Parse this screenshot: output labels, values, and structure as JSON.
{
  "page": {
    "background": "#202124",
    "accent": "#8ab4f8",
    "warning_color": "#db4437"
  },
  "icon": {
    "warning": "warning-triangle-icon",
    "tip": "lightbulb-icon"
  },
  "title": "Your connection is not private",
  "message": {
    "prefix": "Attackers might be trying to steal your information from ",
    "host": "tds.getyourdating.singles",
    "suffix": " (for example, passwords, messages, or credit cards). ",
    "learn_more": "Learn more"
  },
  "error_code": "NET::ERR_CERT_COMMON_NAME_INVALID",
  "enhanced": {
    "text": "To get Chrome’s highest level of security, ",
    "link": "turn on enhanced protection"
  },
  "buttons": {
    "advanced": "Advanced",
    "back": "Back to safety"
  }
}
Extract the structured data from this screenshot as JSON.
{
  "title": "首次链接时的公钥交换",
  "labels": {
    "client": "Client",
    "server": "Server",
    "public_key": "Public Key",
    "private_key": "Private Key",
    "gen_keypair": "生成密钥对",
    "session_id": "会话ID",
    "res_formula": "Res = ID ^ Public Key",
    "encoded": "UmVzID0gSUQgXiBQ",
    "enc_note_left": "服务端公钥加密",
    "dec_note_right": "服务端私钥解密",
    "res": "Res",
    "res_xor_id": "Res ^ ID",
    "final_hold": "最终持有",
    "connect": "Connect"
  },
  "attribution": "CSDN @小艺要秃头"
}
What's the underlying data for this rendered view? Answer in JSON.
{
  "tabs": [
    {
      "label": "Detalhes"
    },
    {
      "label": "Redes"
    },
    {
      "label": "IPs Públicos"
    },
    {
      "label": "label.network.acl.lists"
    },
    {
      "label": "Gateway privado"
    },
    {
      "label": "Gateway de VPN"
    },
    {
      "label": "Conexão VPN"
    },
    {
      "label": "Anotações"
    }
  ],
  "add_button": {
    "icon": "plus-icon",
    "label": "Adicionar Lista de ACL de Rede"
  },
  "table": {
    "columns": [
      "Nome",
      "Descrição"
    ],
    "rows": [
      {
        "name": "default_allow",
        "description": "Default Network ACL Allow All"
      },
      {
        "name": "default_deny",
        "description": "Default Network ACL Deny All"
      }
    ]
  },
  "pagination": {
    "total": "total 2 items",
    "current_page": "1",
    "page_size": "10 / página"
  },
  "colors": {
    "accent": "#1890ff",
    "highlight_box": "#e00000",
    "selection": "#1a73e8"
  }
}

## Set problem
Print every record exactly as it was given.

## Solved problem
Parse this screenshot: output labels, values, and structure as JSON.
{
  "page": {
    "background": "#202124",
    "accent": "#8ab4f8",
    "warning_color": "#db4437"
  },
  "icon": {
    "warning": "warning-triangle-icon",
    "tip": "lightbulb-icon"
  },
  "title": "Your connection is not private",
  "message": {
    "prefix": "Attackers might be trying to steal your information from ",
    "host": "tds.getyourdating.singles",
    "suffix": " (for example, passwords, messages, or credit cards). ",
    "learn_more": "Learn more"
  },
  "error_code": "NET::ERR_CERT_COMMON_NAME_INVALID",
  "enhanced": {
    "text": "To get Chrome’s highest level of security, ",
    "link": "turn on enhanced protection"
  },
  "buttons": {
    "advanced": "Advanced",
    "back": "Back to safety"
  }
}
Extract the structured data from this screenshot as JSON.
{
  "title": "首次链接时的公钥交换",
  "labels": {
    "client": "Client",
    "server": "Server",
    "public_key": "Public Key",
    "private_key": "Private Key",
    "gen_keypair": "生成密钥对",
    "session_id": "会话ID",
    "res_formula": "Res = ID ^ Public Key",
    "encoded": "UmVzID0gSUQgXiBQ",
    "enc_note_left": "服务端公钥加密",
    "dec_note_right": "服务端私钥解密",
    "res": "Res",
    "res_xor_id": "Res ^ ID",
    "final_hold": "最终持有",
    "connect": "Connect"
  },
  "attribution": "CSDN @小艺要秃头"
}
What's the underlying data for this rendered view? Answer in JSON.
{
  "tabs": [
    {
      "label": "Detalhes"
    },
    {
      "label": "Redes"
    },
    {
      "label": "IPs Públicos"
    },
    {
      "label": "label.network.acl.lists"
    },
    {
      "label": "Gateway privado"
    },
    {
      "label": "Gateway de VPN"
    },
    {
      "label": "Conexão VPN"
    },
    {
      "label": "Anotações"
    }
  ],
  "add_button": {
    "icon": "plus-icon",
    "label": "Adicionar Lista de ACL de Rede"
  },
  "table": {
    "columns": [
      "Nome",
      "Descrição"
    ],
    "rows": [
      {
        "name": "default_allow",
        "description": "Default Network ACL Allow All"
      },
      {
        "name": "default_deny",
        "description": "Default Network ACL Deny All"
      }
    ]
  },
  "pagination": {
    "total": "total 2 items",
    "current_page": "1",
    "page_size": "10 / página"
  },
  "colors": {
    "accent": "#1890ff",
    "highlight_box": "#e00000",
    "selection": "#1a73e8"
  }
}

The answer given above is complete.